Each line that follows should be printed again exactly as it stands.
Begin Extracted material
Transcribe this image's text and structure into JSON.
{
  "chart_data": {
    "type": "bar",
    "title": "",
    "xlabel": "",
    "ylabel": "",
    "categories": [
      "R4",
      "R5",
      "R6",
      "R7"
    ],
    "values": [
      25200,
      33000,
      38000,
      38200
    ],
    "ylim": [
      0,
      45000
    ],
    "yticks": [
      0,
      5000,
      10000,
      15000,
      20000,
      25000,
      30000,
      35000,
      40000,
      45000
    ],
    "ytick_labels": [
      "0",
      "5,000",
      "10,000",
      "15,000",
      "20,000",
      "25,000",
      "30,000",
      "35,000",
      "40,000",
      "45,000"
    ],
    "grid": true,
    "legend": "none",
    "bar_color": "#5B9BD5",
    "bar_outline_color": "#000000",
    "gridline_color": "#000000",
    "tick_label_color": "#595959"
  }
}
End Extracted material
◆ Exercise solution:
Transcribe this image's text and structure into JSON.
{
  "chart_data": {
    "type": "bar",
    "title": "",
    "xlabel": "",
    "ylabel": "",
    "categories": [
      "R4",
      "R5",
      "R6",
      "R7"
    ],
    "values": [
      25200,
      33000,
      38000,
      38200
    ],
    "ylim": [
      0,
      45000
    ],
    "yticks": [
      0,
      5000,
      10000,
      15000,
      20000,
      25000,
      30000,
      35000,
      40000,
      45000
    ],
    "ytick_labels": [
      "0",
      "5,000",
      "10,000",
      "15,000",
      "20,000",
      "25,000",
      "30,000",
      "35,000",
      "40,000",
      "45,000"
    ],
    "grid": true,
    "legend": "none",
    "bar_color": "#5B9BD5",
    "bar_outline_color": "#000000",
    "gridline_color": "#000000",
    "tick_label_color": "#595959"
  }
}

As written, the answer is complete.